=== Work required ===
Write out, word for word, every line from the one containing "Convert this screenshot" through the last line of the records below, both ends included.

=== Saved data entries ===
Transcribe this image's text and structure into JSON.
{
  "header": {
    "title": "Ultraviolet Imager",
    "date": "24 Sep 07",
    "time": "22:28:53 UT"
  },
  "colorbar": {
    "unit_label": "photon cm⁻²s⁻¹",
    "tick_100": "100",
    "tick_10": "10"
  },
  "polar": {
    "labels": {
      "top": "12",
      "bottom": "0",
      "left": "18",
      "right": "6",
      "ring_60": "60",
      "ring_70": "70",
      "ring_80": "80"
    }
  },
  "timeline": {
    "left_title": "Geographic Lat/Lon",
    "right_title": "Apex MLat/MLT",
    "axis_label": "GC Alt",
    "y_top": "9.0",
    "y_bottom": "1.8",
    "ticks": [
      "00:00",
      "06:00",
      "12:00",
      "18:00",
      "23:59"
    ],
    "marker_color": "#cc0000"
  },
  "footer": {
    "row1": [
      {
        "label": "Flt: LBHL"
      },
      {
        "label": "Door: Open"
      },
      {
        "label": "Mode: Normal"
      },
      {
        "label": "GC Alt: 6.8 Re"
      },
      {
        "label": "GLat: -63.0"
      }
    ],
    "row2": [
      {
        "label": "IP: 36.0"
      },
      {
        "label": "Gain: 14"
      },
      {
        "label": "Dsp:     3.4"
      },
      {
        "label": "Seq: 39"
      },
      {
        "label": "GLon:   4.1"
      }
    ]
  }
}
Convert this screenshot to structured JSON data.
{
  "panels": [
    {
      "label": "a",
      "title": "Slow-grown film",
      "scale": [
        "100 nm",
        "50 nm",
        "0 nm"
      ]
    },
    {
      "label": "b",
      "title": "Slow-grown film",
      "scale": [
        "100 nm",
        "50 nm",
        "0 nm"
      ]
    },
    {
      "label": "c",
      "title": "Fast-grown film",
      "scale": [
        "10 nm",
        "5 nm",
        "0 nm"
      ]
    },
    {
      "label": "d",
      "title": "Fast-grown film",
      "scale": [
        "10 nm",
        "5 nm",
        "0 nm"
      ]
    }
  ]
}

=== Expected answer ===
Convert this screenshot to structured JSON data.
{
  "panels": [
    {
      "label": "a",
      "title": "Slow-grown film",
      "scale": [
        "100 nm",
        "50 nm",
        "0 nm"
      ]
    },
    {
      "label": "b",
      "title": "Slow-grown film",
      "scale": [
        "100 nm",
        "50 nm",
        "0 nm"
      ]
    },
    {
      "label": "c",
      "title": "Fast-grown film",
      "scale": [
        "10 nm",
        "5 nm",
        "0 nm"
      ]
    },
    {
      "label": "d",
      "title": "Fast-grown film",
      "scale": [
        "10 nm",
        "5 nm",
        "0 nm"
      ]
    }
  ]
}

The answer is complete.